> _TASK DIRECTIONS_
Among the entries below, count the lines that contain the word "laboratorio". Write down only the total.

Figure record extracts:
★ ★ ★ ★ ★

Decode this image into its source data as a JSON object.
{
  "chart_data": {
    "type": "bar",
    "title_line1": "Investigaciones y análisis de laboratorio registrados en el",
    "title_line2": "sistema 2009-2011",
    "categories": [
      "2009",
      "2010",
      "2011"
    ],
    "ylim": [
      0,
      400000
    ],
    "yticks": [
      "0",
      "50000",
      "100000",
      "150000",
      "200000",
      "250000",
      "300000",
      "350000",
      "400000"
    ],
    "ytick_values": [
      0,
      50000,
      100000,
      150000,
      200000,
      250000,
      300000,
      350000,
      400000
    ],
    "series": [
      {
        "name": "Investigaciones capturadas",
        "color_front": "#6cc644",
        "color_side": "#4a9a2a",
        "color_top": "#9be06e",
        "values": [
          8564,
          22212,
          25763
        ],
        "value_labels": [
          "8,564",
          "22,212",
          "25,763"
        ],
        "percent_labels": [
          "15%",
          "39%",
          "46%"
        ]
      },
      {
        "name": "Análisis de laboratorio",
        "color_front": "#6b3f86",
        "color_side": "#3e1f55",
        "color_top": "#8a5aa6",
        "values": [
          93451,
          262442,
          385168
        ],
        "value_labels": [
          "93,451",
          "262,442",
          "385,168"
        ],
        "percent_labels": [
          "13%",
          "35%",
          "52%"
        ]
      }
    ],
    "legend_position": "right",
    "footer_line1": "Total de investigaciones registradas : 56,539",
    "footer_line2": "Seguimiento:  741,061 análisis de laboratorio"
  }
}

★ ★ ★ ★ ★

> _THE OUTPUT_
3